» **SUPPLIED DATA**
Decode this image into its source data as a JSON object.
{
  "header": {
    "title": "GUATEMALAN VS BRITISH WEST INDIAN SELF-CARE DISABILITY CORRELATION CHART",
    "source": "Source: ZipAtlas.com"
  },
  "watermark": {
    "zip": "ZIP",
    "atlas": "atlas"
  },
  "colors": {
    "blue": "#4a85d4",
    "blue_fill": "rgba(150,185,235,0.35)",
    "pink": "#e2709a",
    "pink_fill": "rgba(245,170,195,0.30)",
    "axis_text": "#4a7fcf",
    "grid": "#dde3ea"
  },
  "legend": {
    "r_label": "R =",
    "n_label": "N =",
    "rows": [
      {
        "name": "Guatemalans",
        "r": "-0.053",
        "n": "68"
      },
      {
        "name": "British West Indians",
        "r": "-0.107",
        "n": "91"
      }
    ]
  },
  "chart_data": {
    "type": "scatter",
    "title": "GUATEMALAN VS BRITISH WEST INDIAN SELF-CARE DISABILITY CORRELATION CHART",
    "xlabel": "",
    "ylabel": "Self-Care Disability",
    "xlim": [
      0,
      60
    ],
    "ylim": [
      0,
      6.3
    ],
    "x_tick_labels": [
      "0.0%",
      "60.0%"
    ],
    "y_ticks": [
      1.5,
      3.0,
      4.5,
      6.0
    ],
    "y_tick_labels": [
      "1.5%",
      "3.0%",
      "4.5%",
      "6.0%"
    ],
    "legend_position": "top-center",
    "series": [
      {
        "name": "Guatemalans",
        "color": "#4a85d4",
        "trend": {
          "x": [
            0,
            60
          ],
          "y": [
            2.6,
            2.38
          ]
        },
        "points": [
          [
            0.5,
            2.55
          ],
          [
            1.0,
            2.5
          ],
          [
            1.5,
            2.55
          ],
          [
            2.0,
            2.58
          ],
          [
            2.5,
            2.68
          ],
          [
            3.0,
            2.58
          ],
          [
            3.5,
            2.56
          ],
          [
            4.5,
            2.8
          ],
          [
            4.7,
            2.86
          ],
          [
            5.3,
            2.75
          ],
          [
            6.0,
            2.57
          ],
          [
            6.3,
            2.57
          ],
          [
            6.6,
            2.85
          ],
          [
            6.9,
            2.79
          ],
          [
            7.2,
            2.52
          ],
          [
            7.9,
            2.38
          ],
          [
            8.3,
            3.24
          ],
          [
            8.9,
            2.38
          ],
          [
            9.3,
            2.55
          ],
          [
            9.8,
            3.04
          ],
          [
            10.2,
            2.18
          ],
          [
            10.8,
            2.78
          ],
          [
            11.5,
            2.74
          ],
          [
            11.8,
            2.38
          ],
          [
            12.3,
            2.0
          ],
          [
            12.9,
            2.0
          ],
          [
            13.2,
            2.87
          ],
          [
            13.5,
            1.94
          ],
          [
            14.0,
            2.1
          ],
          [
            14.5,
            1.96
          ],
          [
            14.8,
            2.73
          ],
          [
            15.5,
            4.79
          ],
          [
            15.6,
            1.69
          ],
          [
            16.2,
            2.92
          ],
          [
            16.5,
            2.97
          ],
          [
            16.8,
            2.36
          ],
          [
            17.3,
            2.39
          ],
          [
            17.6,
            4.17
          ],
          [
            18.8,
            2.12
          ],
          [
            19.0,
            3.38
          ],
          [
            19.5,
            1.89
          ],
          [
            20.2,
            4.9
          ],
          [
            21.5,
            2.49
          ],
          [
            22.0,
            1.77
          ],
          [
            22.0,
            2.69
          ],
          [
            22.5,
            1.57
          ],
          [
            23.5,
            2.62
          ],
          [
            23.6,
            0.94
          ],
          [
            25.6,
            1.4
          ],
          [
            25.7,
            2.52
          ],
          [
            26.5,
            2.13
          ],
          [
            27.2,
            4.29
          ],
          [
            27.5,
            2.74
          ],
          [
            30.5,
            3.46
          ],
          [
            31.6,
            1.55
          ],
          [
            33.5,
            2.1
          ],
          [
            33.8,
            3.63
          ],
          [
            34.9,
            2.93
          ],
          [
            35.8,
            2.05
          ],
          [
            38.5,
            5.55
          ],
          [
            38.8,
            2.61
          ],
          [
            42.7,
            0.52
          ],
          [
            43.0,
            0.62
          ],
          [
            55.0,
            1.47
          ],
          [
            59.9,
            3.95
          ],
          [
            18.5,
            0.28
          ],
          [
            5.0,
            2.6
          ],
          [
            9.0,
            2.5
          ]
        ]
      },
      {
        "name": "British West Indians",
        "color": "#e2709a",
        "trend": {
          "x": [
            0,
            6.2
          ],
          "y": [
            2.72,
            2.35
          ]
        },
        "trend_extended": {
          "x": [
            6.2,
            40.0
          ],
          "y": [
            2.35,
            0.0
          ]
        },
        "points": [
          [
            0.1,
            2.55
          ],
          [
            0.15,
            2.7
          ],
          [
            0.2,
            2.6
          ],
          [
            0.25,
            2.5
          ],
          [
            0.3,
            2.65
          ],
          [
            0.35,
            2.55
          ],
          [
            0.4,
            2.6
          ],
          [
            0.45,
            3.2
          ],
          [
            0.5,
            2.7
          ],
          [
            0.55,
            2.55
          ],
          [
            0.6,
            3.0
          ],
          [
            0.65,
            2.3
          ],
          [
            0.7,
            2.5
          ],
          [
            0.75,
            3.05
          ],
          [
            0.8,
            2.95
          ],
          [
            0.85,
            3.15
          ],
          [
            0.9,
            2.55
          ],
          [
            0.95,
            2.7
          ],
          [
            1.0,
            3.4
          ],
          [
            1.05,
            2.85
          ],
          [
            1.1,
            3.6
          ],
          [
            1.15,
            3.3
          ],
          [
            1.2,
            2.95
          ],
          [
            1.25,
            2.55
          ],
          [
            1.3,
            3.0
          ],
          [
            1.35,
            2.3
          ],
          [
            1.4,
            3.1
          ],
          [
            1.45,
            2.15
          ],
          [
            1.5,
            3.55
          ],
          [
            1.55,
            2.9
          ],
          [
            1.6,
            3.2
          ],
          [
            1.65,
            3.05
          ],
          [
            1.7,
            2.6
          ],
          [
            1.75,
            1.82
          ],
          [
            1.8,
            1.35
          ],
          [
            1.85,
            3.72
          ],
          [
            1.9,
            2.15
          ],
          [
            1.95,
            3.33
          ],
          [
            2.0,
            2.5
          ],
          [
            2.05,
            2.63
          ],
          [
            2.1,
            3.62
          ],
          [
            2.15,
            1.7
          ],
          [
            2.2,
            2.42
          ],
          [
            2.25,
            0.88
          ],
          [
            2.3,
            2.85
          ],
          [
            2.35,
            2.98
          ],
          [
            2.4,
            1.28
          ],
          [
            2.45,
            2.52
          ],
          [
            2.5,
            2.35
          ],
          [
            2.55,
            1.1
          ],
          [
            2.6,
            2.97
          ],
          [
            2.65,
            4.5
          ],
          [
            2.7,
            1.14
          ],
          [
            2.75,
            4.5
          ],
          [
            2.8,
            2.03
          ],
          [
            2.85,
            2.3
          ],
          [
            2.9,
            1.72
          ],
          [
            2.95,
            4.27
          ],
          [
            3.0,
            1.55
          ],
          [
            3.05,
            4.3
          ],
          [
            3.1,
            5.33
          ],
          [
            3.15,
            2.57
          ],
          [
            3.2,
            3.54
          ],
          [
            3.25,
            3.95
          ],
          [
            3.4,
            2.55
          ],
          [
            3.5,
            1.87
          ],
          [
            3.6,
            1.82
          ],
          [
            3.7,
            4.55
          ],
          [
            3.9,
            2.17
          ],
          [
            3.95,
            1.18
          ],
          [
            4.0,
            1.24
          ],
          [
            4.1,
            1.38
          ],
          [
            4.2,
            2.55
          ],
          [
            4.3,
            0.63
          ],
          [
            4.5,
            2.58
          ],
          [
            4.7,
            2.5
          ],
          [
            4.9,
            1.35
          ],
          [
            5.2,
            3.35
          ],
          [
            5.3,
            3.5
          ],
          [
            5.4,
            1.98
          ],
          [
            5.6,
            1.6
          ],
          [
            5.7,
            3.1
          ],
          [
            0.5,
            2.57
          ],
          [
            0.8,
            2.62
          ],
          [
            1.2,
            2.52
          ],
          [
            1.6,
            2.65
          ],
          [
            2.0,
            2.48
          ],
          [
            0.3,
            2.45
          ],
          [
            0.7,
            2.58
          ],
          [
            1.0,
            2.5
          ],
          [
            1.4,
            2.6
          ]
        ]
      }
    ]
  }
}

» **DESCRIPTION OF THE TASK**
Check each line above for the word "rgba" and copy the ones that have it.

» **ANSWER FOR THIS EXERCISE**
    "blue_fill": "rgba(150,185,235,0.35)",
    "pink_fill": "rgba(245,170,195,0.30)",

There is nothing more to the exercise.